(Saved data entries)

::::::::::

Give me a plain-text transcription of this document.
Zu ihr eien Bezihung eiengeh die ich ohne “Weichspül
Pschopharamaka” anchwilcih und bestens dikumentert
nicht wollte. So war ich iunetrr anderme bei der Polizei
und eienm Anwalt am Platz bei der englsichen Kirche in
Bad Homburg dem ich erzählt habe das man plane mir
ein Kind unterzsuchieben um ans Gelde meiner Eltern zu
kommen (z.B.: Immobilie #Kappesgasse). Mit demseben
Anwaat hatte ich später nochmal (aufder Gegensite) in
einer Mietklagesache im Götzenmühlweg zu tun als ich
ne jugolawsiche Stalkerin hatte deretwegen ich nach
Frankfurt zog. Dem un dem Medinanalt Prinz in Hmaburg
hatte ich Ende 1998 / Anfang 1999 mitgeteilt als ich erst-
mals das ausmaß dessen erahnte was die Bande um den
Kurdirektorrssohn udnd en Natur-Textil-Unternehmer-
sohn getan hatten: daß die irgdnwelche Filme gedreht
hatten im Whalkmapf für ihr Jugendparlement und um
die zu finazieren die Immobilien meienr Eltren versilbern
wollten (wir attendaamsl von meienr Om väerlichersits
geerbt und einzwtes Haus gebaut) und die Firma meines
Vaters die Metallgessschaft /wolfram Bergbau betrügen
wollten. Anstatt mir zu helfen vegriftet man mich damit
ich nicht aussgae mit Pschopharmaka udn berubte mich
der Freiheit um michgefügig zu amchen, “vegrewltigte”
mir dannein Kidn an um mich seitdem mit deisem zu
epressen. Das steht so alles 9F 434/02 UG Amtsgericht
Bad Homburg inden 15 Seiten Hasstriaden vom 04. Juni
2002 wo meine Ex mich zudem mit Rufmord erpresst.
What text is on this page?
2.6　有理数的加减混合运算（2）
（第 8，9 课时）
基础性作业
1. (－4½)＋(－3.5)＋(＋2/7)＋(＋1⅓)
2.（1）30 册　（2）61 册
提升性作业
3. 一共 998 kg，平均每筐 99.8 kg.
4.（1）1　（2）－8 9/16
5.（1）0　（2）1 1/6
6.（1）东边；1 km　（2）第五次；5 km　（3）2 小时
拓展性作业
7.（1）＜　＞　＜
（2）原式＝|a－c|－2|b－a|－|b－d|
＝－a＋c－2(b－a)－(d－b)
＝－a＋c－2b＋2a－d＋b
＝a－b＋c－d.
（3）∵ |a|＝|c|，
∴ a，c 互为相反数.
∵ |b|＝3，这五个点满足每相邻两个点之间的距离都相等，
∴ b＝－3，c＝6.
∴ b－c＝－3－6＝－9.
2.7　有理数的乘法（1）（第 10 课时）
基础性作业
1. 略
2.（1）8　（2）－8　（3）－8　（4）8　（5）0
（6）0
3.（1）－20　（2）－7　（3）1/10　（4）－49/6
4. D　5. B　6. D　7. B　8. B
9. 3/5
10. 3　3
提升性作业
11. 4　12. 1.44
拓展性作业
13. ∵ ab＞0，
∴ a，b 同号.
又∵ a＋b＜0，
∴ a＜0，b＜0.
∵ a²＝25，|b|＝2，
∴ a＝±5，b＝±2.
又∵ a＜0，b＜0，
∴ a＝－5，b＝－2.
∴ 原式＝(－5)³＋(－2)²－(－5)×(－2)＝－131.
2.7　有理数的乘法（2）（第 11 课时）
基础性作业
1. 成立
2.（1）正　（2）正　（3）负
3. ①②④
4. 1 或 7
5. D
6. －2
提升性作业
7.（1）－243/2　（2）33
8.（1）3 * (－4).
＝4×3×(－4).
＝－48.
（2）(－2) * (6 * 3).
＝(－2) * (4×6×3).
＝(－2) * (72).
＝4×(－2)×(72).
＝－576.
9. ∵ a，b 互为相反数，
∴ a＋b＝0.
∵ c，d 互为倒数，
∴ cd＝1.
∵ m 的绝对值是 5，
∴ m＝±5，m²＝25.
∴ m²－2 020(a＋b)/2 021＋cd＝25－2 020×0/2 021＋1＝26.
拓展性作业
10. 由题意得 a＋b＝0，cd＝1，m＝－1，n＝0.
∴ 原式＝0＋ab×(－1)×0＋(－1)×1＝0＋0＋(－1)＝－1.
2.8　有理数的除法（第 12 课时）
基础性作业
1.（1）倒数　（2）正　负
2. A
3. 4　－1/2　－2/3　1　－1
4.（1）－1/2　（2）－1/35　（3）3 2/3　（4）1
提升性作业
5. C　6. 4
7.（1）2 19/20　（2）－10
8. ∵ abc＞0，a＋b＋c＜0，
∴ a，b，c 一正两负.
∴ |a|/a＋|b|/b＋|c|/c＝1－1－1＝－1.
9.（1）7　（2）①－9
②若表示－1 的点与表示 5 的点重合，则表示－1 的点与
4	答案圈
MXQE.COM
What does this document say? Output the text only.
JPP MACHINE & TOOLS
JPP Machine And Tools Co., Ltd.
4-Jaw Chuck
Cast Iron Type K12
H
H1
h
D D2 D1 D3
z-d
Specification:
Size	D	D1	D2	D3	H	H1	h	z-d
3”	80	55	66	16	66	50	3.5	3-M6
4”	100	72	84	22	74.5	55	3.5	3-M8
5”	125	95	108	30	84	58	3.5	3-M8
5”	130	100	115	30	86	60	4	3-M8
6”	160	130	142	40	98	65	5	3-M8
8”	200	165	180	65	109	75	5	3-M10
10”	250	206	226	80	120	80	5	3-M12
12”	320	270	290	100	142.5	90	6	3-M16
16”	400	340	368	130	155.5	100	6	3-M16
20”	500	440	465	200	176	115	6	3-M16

::::::::::

▸ What the task requires: Gather all lines from the records above in which "document" appears.

▸ Written solution:
Give me a plain-text transcription of this document.
What does this document say? Output the text only.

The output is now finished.